# To be done
Locate the string "Funds" throughout the material and copy every line in which it occurs.

○ ○ ○ ○

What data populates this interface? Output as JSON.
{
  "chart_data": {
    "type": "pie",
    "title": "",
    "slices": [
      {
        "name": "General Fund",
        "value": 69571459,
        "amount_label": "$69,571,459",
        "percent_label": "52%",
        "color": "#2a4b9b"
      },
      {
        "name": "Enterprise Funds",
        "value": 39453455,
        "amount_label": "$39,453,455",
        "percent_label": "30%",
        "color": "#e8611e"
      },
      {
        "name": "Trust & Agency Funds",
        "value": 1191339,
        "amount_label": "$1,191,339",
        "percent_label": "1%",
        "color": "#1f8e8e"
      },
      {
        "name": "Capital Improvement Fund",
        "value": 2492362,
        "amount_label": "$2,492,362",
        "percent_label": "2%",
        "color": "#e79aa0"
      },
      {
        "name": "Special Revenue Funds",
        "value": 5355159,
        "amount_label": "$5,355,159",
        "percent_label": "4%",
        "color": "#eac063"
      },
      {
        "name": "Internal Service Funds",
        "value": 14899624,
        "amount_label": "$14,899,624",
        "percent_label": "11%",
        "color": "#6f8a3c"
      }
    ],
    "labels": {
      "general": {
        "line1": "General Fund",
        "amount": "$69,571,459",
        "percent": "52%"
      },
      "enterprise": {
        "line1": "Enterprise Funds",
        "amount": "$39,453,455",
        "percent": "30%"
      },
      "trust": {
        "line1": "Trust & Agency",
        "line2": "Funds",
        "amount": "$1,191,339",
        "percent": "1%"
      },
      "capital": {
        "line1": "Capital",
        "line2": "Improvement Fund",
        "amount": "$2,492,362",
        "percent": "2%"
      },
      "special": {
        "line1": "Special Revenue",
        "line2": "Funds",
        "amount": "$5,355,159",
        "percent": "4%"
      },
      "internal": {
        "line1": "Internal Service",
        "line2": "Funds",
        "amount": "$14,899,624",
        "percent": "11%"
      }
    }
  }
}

○ ○ ○ ○

# Output of the exercise
        "name": "Enterprise Funds",
        "name": "Trust & Agency Funds",
        "name": "Special Revenue Funds",
        "name": "Internal Service Funds",
        "line1": "Enterprise Funds",
        "line2": "Funds",
        "line2": "Funds",
        "line2": "Funds",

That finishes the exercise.